Dataset items:
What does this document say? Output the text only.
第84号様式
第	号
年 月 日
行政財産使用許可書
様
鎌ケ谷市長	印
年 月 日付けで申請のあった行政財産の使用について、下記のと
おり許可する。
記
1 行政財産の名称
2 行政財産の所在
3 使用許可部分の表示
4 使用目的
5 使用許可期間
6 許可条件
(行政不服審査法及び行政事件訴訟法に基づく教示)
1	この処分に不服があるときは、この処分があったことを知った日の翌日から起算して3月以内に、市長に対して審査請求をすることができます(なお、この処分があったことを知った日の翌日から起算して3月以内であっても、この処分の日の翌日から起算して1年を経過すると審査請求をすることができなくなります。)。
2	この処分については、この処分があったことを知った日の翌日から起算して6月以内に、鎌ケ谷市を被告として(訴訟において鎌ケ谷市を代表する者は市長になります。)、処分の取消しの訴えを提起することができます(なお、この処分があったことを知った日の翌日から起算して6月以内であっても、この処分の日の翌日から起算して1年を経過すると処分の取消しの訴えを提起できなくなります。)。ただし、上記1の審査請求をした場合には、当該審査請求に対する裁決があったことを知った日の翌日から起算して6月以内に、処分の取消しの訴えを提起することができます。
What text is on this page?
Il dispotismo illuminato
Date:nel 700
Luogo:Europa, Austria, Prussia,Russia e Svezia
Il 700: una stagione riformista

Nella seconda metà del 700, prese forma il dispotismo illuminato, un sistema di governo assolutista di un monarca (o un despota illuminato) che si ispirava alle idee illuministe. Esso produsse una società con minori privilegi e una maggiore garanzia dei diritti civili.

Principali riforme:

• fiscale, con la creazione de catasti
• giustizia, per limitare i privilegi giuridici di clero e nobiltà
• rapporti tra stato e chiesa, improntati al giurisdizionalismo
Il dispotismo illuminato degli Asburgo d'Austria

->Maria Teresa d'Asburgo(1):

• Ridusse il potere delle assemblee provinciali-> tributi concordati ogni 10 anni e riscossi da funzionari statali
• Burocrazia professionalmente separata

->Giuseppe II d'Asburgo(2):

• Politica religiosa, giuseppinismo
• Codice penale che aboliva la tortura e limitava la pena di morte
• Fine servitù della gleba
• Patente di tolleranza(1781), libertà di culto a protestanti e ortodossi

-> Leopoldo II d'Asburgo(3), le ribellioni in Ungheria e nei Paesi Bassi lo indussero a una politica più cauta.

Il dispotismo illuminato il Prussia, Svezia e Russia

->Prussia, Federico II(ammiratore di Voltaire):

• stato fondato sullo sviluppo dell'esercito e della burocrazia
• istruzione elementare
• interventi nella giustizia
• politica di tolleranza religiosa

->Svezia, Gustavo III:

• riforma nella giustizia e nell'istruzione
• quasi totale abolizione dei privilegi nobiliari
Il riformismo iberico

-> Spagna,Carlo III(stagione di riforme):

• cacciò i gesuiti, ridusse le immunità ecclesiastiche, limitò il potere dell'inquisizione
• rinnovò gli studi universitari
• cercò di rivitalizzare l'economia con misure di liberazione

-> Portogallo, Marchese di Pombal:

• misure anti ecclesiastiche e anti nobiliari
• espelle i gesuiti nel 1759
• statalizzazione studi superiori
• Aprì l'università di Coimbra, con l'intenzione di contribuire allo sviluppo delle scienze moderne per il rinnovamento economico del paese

> **TASK TO COMPLETE**:
Using the listing, collect all lines in which the string "gesuiti" is found.

> **EXERCISE RESULT**:
• cacciò i gesuiti, ridusse le immunità ecclesiastiche, limitò il potere dell'inquisizione
• espelle i gesuiti nel 1759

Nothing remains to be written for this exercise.